Excerto →
Bush imita Collor e chama o povo às ruas. Contra ele mesmo
Sempre ouvi dizer, desde a época em que ouvia Thriller, do Michael Jackson, que os EUA eram uma nação decadente, sem valores, à beira de um colapso moral. E os comentários vinham de colegas brasileiros. Isso mesmo, nós, brasileiros, no auge da sacanagem dos anos 80 no Brasil, em que o bacana ?era levar vantagem em tudo?. Não só pela fonte em si, mas pelo próprio objeto da crítica, nunca comprei essa história, que mais parecia a raspa de um discurso pouco elaborado da esquerda nacional, recalcada e magoada com si mesma.
Há quase 2 anos vivendo em Nova York, noto que há uma certa verdade nisso tudo que se dizia dos EUA 20, 30 anos atrás. Embora não esteja certo de se à época a crítica procedia. E muito menos da legitimidade de seus críticos. Michael Jackson, porém, decaiu. E muito.
A verdade, contudo, é que algo se perdeu na América. O caminho em busca do sucesso foi tão obsessivo e custoso, que foi preciso deixar algumas idiossincrasias de lado, na expectativa que era possível pegar o guarda-chuva da moralidade mais tarde, lá na frente. O boom econômico pelo qual passou os EUA nos anos 90 fez então esquecer até mesmo que havia um guarda-chuva. Nem se acreditava mais em chuva. Tudo era um céu azul e límpido de prosperidade.

Amostra de linhas →
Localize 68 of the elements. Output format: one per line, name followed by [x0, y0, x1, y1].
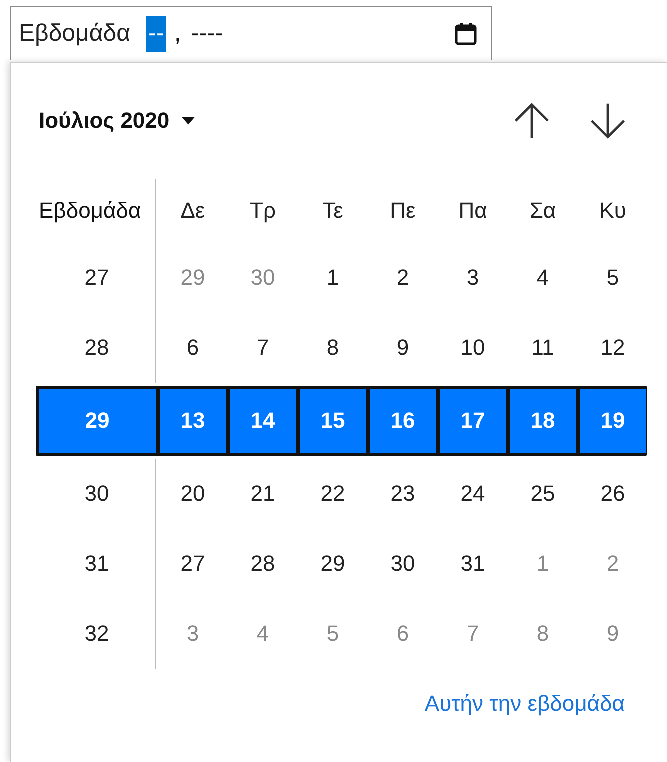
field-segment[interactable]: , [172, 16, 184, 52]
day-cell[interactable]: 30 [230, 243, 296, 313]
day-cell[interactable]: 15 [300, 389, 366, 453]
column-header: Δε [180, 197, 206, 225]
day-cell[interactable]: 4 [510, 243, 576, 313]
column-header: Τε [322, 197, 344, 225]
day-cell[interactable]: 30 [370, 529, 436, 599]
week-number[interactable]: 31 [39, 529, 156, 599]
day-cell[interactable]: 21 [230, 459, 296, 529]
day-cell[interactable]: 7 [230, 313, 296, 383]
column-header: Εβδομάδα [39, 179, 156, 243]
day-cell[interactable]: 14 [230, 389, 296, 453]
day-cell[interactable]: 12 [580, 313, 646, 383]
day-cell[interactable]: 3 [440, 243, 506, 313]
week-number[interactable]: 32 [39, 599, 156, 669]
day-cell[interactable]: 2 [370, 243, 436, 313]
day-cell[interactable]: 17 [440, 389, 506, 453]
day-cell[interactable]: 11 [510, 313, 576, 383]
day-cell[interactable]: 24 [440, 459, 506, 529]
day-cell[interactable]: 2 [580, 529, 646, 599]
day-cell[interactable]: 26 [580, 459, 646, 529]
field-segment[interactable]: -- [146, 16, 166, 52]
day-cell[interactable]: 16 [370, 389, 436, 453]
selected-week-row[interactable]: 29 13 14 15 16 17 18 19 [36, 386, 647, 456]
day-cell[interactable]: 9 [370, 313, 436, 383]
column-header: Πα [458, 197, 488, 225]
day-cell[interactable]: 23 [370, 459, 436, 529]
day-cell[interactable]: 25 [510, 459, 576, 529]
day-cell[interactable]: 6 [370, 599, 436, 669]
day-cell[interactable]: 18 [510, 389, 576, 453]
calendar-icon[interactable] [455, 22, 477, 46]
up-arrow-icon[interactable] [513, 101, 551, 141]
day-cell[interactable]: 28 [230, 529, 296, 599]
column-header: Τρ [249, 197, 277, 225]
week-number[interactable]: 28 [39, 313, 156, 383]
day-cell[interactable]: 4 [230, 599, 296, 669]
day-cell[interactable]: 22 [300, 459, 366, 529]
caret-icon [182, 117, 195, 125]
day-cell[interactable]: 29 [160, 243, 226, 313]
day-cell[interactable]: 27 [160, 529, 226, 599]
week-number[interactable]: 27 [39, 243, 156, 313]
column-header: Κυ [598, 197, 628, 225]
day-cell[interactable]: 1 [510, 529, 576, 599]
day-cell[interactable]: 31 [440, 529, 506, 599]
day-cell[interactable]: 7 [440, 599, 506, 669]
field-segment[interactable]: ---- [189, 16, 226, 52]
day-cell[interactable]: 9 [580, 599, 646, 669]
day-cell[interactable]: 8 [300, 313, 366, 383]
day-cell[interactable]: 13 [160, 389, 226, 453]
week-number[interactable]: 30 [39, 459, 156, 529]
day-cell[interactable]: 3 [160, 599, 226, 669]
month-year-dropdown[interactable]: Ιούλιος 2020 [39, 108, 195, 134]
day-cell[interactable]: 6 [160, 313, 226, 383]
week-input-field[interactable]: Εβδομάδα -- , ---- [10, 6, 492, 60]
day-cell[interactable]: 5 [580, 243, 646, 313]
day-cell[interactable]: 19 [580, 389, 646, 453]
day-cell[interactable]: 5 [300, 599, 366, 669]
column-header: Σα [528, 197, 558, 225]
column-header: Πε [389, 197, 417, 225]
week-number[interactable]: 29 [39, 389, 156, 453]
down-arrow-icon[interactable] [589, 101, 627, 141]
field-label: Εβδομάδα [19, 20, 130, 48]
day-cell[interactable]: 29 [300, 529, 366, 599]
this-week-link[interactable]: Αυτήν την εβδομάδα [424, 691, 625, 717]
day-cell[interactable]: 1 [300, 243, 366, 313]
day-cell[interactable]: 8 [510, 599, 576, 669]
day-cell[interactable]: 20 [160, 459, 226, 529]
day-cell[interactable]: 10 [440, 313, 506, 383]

Instruções do exercício → Reproduza fielmente o trecho do texto sobre os Estados Unidos que vai de "Bush imita Collor" até "com si mesma.", inclusive. Responda com base exclusivamente no texto, sem recorrer às linhas.

Solução do problema →
Bush imita Collor e chama o povo às ruas. Contra ele mesmo
Sempre ouvi dizer, desde a época em que ouvia Thriller, do Michael Jackson, que os EUA eram uma nação decadente, sem valores, à beira de um colapso moral. E os comentários vinham de colegas brasileiros. Isso mesmo, nós, brasileiros, no auge da sacanagem dos anos 80 no Brasil, em que o bacana ?era levar vantagem em tudo?. Não só pela fonte em si, mas pelo próprio objeto da crítica, nunca comprei essa história, que mais parecia a raspa de um discurso pouco elaborado da esquerda nacional, recalcada e magoada com si mesma.